• Data to use:
=======

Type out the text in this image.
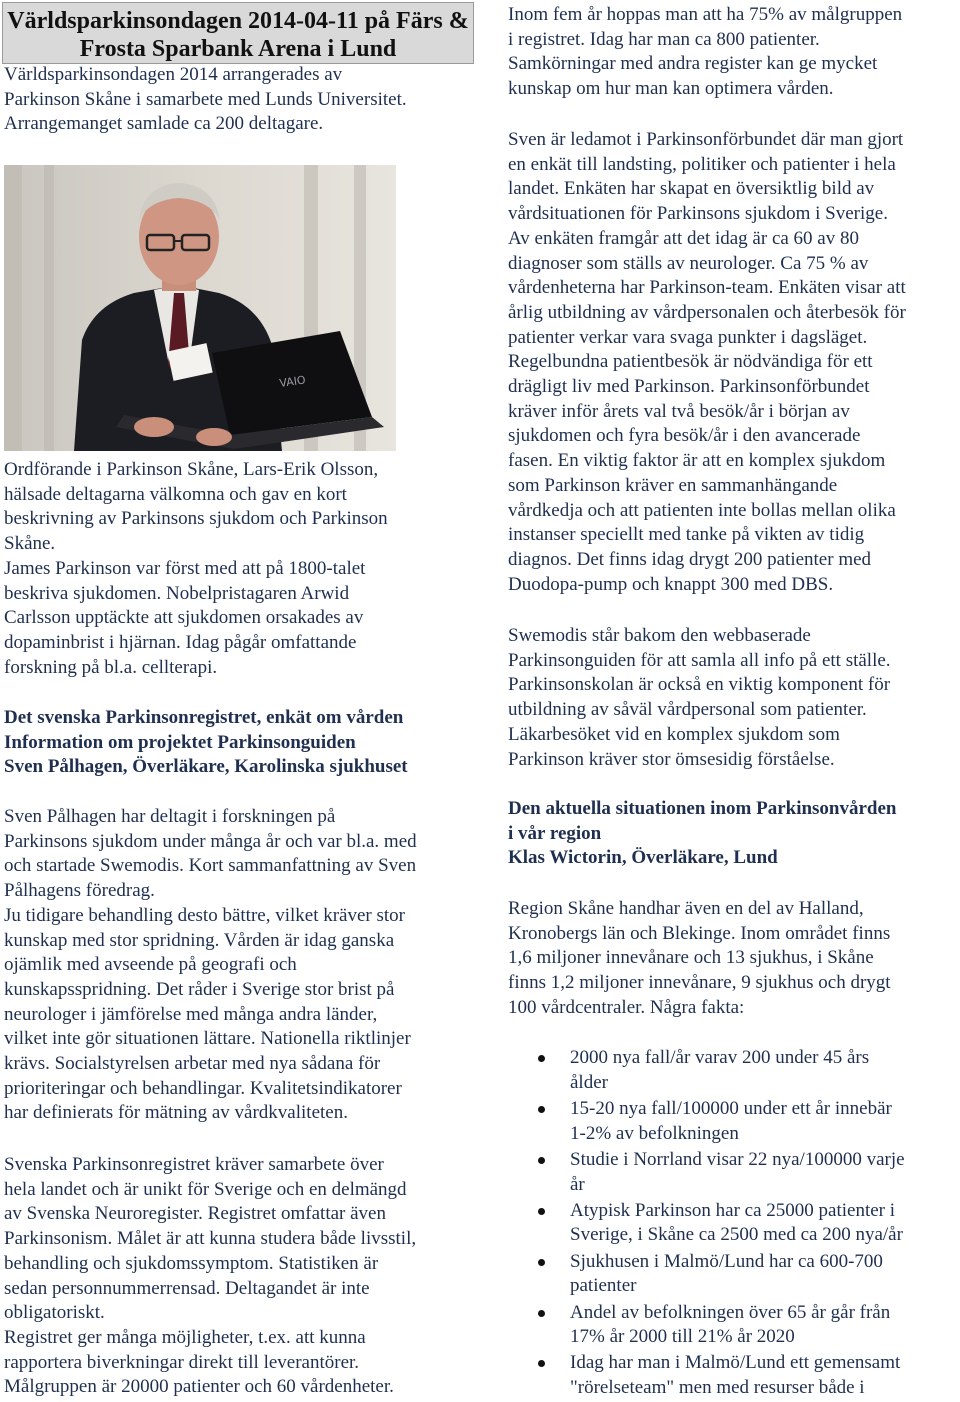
Världsparkinsondagen 2014-04-11 på Färs & Frosta Sparbank Arena i Lund
Världsparkinsondagen 2014 arrangerades av
Parkinson Skåne i samarbete med Lunds Universitet.
Arrangemanget samlade ca 200 deltagare.
VAIO
Ordförande i Parkinson Skåne, Lars-Erik Olsson,
hälsade deltagarna välkomna och gav en kort
beskrivning av Parkinsons sjukdom och Parkinson
Skåne.
James Parkinson var först med att på 1800-talet
beskriva sjukdomen. Nobelpristagaren Arwid
Carlsson upptäckte att sjukdomen orsakades av
dopaminbrist i hjärnan. Idag pågår omfattande
forskning på bl.a. cellterapi.
Det svenska Parkinsonregistret, enkät om vården
Information om projektet Parkinsonguiden
Sven Pålhagen, Överläkare, Karolinska sjukhuset
Sven Pålhagen har deltagit i forskningen på
Parkinsons sjukdom under många år och var bl.a. med
och startade Swemodis. Kort sammanfattning av Sven
Pålhagens föredrag.
Ju tidigare behandling desto bättre, vilket kräver stor
kunskap med stor spridning. Vården är idag ganska
ojämlik med avseende på geografi och
kunskapsspridning. Det råder i Sverige stor brist på
neurologer i jämförelse med många andra länder,
vilket inte gör situationen lättare. Nationella riktlinjer
krävs. Socialstyrelsen arbetar med nya sådana för
prioriteringar och behandlingar. Kvalitetsindikatorer
har definierats för mätning av vårdkvaliteten.
Svenska Parkinsonregistret kräver samarbete över
hela landet och är unikt för Sverige och en delmängd
av Svenska Neuroregister. Registret omfattar även
Parkinsonism. Målet är att kunna studera både livsstil,
behandling och sjukdomssymptom. Statistiken är
sedan personnummerrensad. Deltagandet är inte
obligatoriskt.
Registret ger många möjligheter, t.ex. att kunna
rapportera biverkningar direkt till leverantörer.
Målgruppen är 20000 patienter och 60 vårdenheter.
Inom fem år hoppas man att ha 75% av målgruppen
i registret. Idag har man ca 800 patienter.
Samkörningar med andra register kan ge mycket
kunskap om hur man kan optimera vården.
Sven är ledamot i Parkinsonförbundet där man gjort
en enkät till landsting, politiker och patienter i hela
landet. Enkäten har skapat en översiktlig bild av
vårdsituationen för Parkinsons sjukdom i Sverige.
Av enkäten framgår att det idag är ca 60 av 80
diagnoser som ställs av neurologer. Ca 75 % av
vårdenheterna har Parkinson-team. Enkäten visar att
årlig utbildning av vårdpersonalen och återbesök för
patienter verkar vara svaga punkter i dagsläget.
Regelbundna patientbesök är nödvändiga för ett
drägligt liv med Parkinson. Parkinsonförbundet
kräver inför årets val två besök/år i början av
sjukdomen och fyra besök/år i den avancerade
fasen. En viktig faktor är att en komplex sjukdom
som Parkinson kräver en sammanhängande
vårdkedja och att patienten inte bollas mellan olika
instanser speciellt med tanke på vikten av tidig
diagnos. Det finns idag drygt 200 patienter med
Duodopa-pump och knappt 300 med DBS.
Swemodis står bakom den webbaserade
Parkinsonguiden för att samla all info på ett ställe.
Parkinsonskolan är också en viktig komponent för
utbildning av såväl vårdpersonal som patienter.
Läkarbesöket vid en komplex sjukdom som
Parkinson kräver stor ömsesidig förståelse.
Den aktuella situationen inom Parkinsonvården
i vår region
Klas Wictorin, Överläkare, Lund
Region Skåne handhar även en del av Halland,
Kronobergs län och Blekinge. Inom området finns
1,6 miljoner innevånare och 13 sjukhus, i Skåne
finns 1,2 miljoner innevånare, 9 sjukhus och drygt
100 vårdcentraler. Några fakta:
2000 nya fall/år varav 200 under 45 års
ålder
15-20 nya fall/100000 under ett år innebär
1-2% av befolkningen
Studie i Norrland visar 22 nya/100000 varje
år
Atypisk Parkinson har ca 25000 patienter i
Sverige, i Skåne ca 2500 med ca 200 nya/år
Sjukhusen i Malmö/Lund har ca 600-700
patienter
Andel av befolkningen över 65 år går från
17% år 2000 till 21% år 2020
Idag har man i Malmö/Lund ett gemensamt
"rörelseteam" men med resurser både i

=======

• Stated task: Count each line with "både" in it and report that figure by itself.

• Task answer: 2